§ **WHAT IS NEEDED**
From the listing below, pick out each line with the word "screenshot".

§ **Excerpt from a dataset**
....................

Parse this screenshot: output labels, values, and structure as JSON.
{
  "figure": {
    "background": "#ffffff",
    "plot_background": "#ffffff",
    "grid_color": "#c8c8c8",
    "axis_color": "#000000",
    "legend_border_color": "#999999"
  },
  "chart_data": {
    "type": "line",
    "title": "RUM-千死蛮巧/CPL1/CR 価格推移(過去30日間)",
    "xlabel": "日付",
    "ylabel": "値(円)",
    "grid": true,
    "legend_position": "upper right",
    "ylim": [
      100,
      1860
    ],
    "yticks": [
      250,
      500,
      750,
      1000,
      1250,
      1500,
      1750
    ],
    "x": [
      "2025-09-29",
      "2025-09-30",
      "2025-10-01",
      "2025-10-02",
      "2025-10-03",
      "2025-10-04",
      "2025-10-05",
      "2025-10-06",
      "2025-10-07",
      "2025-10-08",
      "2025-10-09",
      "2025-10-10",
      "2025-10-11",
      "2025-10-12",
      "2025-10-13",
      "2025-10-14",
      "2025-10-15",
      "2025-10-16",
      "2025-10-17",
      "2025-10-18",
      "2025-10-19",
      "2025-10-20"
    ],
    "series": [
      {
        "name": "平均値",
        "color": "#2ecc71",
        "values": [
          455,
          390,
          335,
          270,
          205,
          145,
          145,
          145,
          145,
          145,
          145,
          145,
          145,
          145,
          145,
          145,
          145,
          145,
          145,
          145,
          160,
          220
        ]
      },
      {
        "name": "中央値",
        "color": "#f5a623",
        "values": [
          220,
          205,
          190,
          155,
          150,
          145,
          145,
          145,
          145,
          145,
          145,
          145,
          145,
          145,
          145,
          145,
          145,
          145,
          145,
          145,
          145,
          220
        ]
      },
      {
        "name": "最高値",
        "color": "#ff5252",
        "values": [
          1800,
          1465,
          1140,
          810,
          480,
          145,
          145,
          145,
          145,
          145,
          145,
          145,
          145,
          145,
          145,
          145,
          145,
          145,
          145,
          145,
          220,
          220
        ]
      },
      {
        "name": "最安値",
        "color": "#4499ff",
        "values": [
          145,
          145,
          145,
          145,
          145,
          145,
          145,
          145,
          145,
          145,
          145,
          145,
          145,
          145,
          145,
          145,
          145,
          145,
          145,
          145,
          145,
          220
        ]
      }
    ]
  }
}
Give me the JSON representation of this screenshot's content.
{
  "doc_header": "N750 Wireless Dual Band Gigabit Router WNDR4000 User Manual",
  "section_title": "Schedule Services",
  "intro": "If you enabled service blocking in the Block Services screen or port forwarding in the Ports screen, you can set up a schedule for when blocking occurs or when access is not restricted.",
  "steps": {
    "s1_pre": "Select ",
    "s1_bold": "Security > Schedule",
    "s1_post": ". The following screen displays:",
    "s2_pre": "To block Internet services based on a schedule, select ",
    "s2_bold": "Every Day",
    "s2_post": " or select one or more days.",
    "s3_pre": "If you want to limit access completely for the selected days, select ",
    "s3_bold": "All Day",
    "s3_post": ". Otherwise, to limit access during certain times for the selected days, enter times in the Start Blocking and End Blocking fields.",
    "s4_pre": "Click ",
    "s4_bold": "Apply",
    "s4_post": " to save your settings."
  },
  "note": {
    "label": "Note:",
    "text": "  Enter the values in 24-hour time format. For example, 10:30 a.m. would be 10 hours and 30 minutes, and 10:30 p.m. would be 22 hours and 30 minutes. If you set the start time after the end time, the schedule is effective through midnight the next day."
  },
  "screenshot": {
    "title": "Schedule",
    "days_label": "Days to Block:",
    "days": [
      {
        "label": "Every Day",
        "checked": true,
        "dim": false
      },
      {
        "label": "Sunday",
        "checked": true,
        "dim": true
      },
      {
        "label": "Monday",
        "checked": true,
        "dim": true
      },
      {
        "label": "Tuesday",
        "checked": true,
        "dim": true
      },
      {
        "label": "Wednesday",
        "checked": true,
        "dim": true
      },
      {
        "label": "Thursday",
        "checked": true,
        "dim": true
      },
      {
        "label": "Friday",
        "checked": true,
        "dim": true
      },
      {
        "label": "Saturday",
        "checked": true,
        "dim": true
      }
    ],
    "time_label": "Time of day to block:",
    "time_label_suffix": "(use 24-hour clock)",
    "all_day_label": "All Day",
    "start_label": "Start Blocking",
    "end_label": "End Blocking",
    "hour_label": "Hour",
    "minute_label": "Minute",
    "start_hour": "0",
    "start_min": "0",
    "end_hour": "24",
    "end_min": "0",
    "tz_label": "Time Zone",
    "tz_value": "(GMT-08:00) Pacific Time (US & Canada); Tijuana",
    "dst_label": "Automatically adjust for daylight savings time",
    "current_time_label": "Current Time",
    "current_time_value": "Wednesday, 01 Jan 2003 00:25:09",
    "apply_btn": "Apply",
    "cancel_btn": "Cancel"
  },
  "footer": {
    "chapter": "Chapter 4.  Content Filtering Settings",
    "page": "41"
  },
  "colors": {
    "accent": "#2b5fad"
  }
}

....................

§ **FINAL ANSWER**
Parse this screenshot: output labels, values, and structure as JSON.
Give me the JSON representation of this screenshot's content.
  "screenshot": {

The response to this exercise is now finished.